● RECORDS SUPPLIED

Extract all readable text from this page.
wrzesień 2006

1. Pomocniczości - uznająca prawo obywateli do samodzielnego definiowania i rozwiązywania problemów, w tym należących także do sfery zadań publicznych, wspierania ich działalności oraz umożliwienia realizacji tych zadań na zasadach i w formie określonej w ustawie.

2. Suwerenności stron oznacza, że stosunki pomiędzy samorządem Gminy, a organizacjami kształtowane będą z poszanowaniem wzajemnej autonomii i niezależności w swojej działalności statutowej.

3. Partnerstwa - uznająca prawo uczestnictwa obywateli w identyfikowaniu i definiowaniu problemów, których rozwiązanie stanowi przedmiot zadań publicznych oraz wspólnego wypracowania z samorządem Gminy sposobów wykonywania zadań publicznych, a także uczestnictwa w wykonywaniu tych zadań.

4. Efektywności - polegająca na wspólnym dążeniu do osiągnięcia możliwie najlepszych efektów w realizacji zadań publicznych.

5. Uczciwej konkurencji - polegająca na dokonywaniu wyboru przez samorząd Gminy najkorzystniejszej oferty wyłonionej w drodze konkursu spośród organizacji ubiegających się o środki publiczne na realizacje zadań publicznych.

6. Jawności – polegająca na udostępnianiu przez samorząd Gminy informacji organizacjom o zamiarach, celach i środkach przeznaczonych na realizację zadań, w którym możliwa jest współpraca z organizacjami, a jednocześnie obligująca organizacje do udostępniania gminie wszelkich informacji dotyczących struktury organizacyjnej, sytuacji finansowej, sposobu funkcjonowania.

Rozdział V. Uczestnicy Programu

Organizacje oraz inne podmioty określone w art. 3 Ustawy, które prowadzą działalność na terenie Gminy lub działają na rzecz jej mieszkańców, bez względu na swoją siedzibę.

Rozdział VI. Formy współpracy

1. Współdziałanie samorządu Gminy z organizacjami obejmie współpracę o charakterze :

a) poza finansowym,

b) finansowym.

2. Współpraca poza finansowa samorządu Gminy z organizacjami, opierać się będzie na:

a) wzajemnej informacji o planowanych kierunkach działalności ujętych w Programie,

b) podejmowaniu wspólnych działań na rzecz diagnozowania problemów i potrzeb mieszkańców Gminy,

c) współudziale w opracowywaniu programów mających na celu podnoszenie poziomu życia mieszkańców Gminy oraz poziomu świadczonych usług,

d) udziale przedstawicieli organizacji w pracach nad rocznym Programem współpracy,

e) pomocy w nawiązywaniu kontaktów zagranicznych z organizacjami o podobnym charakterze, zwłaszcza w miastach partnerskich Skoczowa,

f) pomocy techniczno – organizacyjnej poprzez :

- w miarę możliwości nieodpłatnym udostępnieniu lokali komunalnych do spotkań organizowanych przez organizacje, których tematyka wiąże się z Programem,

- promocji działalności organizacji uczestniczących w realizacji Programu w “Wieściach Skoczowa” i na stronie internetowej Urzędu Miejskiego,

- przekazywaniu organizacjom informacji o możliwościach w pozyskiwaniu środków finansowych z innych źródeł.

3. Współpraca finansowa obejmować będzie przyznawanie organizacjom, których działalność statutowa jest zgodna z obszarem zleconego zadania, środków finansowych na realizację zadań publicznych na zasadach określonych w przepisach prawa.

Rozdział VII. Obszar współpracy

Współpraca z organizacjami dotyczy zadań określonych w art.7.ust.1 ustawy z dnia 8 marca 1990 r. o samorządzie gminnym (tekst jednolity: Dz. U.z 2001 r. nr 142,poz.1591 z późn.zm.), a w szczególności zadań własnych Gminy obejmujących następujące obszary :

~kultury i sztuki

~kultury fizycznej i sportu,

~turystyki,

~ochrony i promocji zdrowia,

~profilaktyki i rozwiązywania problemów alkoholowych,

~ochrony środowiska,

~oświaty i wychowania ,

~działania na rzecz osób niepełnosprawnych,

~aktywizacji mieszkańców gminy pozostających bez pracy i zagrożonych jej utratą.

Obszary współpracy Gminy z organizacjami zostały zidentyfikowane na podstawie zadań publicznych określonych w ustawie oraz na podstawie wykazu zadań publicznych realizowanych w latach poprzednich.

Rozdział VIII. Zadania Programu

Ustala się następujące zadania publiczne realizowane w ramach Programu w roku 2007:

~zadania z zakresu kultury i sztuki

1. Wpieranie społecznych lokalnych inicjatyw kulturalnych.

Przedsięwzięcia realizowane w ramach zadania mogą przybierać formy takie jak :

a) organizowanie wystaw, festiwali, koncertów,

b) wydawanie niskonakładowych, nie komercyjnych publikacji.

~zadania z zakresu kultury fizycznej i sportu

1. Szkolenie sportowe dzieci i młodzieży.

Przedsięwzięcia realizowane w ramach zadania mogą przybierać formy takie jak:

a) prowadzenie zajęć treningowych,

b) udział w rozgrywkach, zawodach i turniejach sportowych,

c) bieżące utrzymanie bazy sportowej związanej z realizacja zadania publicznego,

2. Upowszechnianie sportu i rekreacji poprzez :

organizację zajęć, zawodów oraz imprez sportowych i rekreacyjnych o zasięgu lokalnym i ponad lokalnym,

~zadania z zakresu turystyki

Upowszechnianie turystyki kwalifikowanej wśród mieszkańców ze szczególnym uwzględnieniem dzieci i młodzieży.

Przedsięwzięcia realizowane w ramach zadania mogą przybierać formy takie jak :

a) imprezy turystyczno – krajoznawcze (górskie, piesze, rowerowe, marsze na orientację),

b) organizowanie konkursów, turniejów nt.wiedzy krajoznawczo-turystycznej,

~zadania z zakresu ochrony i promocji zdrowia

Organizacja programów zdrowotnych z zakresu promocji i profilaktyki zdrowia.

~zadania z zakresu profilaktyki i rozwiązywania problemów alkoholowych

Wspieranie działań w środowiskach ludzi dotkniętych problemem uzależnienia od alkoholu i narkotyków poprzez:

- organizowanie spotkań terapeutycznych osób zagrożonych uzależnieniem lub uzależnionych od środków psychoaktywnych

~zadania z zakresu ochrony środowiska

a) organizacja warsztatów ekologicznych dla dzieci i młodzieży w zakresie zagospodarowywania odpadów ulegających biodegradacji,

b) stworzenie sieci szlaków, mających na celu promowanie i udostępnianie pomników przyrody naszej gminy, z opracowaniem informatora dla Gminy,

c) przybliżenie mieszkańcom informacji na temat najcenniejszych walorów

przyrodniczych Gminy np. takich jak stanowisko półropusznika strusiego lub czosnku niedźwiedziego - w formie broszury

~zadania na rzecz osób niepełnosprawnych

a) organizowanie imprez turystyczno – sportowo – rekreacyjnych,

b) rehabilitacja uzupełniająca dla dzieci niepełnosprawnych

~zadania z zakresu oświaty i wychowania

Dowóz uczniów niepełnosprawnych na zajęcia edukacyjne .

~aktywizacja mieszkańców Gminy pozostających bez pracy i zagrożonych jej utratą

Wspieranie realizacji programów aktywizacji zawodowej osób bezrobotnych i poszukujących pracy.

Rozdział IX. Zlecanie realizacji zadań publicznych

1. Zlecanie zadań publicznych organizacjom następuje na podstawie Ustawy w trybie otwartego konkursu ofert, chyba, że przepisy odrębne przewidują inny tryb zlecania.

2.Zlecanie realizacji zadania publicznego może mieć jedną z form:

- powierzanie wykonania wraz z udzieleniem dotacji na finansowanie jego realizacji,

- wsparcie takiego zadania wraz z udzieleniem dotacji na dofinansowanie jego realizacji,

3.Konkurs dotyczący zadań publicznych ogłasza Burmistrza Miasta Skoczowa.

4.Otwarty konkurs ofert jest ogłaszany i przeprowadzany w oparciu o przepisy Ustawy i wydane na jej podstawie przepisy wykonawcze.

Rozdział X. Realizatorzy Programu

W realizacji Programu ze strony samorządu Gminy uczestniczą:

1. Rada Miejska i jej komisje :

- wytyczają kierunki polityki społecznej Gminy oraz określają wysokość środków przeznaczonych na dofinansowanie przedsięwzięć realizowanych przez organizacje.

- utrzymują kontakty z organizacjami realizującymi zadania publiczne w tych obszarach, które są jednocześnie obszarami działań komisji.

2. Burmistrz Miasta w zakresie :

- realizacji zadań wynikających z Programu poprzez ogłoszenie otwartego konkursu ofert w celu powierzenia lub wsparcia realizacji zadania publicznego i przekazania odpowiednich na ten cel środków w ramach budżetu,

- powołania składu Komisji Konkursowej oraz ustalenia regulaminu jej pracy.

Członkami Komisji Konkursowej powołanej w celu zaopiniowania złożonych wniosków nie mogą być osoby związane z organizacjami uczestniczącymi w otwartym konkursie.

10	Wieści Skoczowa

● EXERCISE
Identify which lines contain the word "pomocy" and copy each one.

● FULL ANSWER
e) pomocy w nawiązywaniu kontaktów zagranicznych z organizacjami o podobnym charakterze, zwłaszcza w miastach partnerskich Skoczowa,
f) pomocy techniczno – organizacyjnej poprzez :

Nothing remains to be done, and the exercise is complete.